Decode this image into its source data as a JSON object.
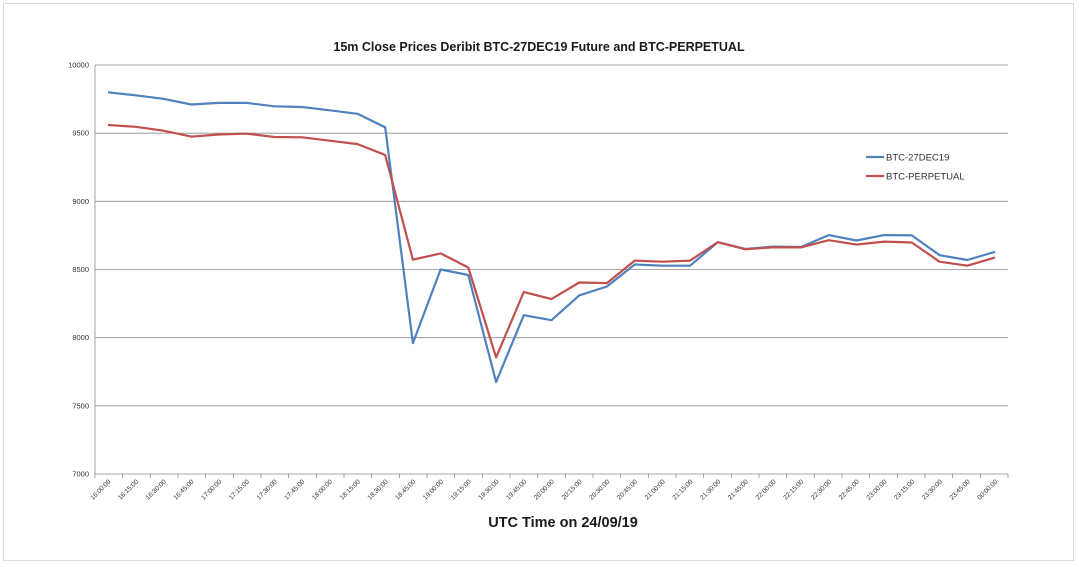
{
  "chart_data": {
    "type": "line",
    "title": "15m Close Prices Deribit BTC-27DEC19 Future and BTC-PERPETUAL",
    "xlabel": "UTC Time on 24/09/19",
    "ylabel": "",
    "ylim": [
      7000,
      10000
    ],
    "y_ticks": [
      "7000",
      "7500",
      "8000",
      "8500",
      "9000",
      "9500",
      "10000"
    ],
    "grid": true,
    "legend_position": "right",
    "categories": [
      "16:00:00",
      "16:15:00",
      "16:30:00",
      "16:45:00",
      "17:00:00",
      "17:15:00",
      "17:30:00",
      "17:45:00",
      "18:00:00",
      "18:15:00",
      "18:30:00",
      "18:45:00",
      "19:00:00",
      "19:15:00",
      "19:30:00",
      "19:45:00",
      "20:00:00",
      "20:15:00",
      "20:30:00",
      "20:45:00",
      "21:00:00",
      "21:15:00",
      "21:30:00",
      "21:45:00",
      "22:00:00",
      "22:15:00",
      "22:30:00",
      "22:45:00",
      "23:00:00",
      "23:15:00",
      "23:30:00",
      "23:45:00",
      "00:00:00"
    ],
    "series": [
      {
        "name": "BTC-27DEC19",
        "color": "#4f81bd",
        "values": [
          9800,
          9778,
          9752,
          9710,
          9722,
          9722,
          9697,
          9692,
          9668,
          9642,
          9543,
          7960,
          8500,
          8460,
          7675,
          8165,
          8128,
          8310,
          8375,
          8537,
          8528,
          8528,
          8700,
          8650,
          8668,
          8665,
          8752,
          8713,
          8752,
          8750,
          8605,
          8570,
          8630
        ]
      },
      {
        "name": "BTC-PERPETUAL",
        "color": "#c0504d",
        "values": [
          9560,
          9547,
          9518,
          9475,
          9490,
          9497,
          9472,
          9470,
          9445,
          9420,
          9340,
          8572,
          8618,
          8515,
          7855,
          8335,
          8283,
          8405,
          8400,
          8565,
          8557,
          8565,
          8700,
          8648,
          8663,
          8662,
          8715,
          8683,
          8705,
          8698,
          8557,
          8528,
          8587
        ]
      }
    ]
  }
}
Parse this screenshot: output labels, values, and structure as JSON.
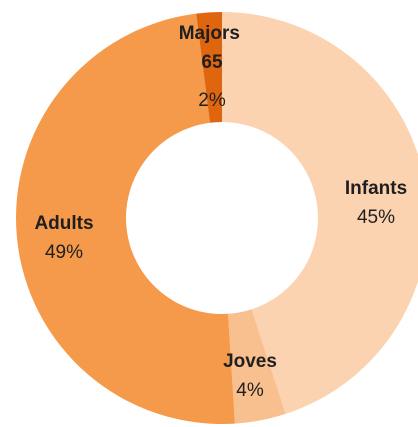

### What you will do
Each entry above should be reproduced exactly, with the pictures removed.

### Output of the task
Decode this image into its source data as a JSON object.
{
  "chart_data": {
    "type": "line",
    "title": "15m Close Prices Deribit BTC-27DEC19 Future and BTC-PERPETUAL",
    "xlabel": "UTC Time on 24/09/19",
    "ylabel": "",
    "ylim": [
      7000,
      10000
    ],
    "y_ticks": [
      "7000",
      "7500",
      "8000",
      "8500",
      "9000",
      "9500",
      "10000"
    ],
    "grid": true,
    "legend_position": "right",
    "categories": [
      "16:00:00",
      "16:15:00",
      "16:30:00",
      "16:45:00",
      "17:00:00",
      "17:15:00",
      "17:30:00",
      "17:45:00",
      "18:00:00",
      "18:15:00",
      "18:30:00",
      "18:45:00",
      "19:00:00",
      "19:15:00",
      "19:30:00",
      "19:45:00",
      "20:00:00",
      "20:15:00",
      "20:30:00",
      "20:45:00",
      "21:00:00",
      "21:15:00",
      "21:30:00",
      "21:45:00",
      "22:00:00",
      "22:15:00",
      "22:30:00",
      "22:45:00",
      "23:00:00",
      "23:15:00",
      "23:30:00",
      "23:45:00",
      "00:00:00"
    ],
    "series": [
      {
        "name": "BTC-27DEC19",
        "color": "#4f81bd",
        "values": [
          9800,
          9778,
          9752,
          9710,
          9722,
          9722,
          9697,
          9692,
          9668,
          9642,
          9543,
          7960,
          8500,
          8460,
          7675,
          8165,
          8128,
          8310,
          8375,
          8537,
          8528,
          8528,
          8700,
          8650,
          8668,
          8665,
          8752,
          8713,
          8752,
          8750,
          8605,
          8570,
          8630
        ]
      },
      {
        "name": "BTC-PERPETUAL",
        "color": "#c0504d",
        "values": [
          9560,
          9547,
          9518,
          9475,
          9490,
          9497,
          9472,
          9470,
          9445,
          9420,
          9340,
          8572,
          8618,
          8515,
          7855,
          8335,
          8283,
          8405,
          8400,
          8565,
          8557,
          8565,
          8700,
          8648,
          8663,
          8662,
          8715,
          8683,
          8705,
          8698,
          8557,
          8528,
          8587
        ]
      }
    ]
  }
}
Parse this screenshot: output labels, values, and structure as JSON.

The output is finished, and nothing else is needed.